_Problem description:_ This exercise asks for a copy of each line in the records below with the word "myeloma" in it.

_Information shown:_
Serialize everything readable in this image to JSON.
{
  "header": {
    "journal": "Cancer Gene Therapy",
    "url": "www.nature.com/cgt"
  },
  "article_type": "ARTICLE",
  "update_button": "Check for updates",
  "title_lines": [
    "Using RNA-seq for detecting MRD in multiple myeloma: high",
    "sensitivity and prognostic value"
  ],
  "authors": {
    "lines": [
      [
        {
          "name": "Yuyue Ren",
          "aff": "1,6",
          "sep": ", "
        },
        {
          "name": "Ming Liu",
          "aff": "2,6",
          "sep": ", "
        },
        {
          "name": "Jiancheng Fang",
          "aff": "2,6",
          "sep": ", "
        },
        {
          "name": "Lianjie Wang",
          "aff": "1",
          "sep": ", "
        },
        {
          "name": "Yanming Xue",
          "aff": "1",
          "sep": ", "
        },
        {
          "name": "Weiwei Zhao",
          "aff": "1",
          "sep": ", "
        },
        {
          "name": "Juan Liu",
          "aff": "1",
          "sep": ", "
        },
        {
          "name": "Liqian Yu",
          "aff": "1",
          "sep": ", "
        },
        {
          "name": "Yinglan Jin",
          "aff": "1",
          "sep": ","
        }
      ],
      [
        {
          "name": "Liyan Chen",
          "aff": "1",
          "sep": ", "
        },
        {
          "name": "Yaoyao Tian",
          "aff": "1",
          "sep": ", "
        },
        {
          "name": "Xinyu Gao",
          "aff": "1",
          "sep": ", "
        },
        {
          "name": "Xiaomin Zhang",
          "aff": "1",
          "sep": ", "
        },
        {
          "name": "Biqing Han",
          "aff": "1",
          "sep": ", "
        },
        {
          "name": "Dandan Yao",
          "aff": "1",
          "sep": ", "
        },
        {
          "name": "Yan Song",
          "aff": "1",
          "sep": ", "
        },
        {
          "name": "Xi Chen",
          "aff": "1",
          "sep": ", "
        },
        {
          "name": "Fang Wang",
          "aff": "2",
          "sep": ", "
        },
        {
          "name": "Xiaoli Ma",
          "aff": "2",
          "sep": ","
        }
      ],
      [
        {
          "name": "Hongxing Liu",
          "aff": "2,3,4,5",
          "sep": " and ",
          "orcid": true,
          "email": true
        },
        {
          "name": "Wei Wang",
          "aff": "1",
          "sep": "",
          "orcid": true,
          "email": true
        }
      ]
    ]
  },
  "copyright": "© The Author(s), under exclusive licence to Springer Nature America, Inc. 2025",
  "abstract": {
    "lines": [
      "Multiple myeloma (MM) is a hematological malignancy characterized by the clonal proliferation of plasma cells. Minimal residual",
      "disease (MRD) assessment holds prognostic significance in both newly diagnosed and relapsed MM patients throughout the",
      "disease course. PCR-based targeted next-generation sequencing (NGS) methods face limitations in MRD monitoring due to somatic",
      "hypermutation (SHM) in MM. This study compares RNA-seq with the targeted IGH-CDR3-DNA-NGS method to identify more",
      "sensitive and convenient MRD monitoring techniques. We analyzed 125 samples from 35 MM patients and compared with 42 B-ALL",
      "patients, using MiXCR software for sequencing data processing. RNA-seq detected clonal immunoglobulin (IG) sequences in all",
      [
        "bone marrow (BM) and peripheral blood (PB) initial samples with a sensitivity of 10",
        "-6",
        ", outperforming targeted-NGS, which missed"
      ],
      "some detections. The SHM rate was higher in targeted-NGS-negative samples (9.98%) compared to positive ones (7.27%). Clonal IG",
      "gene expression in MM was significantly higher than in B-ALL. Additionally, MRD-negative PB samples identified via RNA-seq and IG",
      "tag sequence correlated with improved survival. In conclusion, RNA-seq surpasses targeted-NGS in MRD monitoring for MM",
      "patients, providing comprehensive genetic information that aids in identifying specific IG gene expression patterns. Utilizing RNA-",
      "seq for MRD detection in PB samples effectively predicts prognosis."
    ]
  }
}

_Answer to the problem:_
    "Using RNA-seq for detecting MRD in multiple myeloma: high",
      "Multiple myeloma (MM) is a hematological malignancy characterized by the clonal proliferation of plasma cells. Minimal residual",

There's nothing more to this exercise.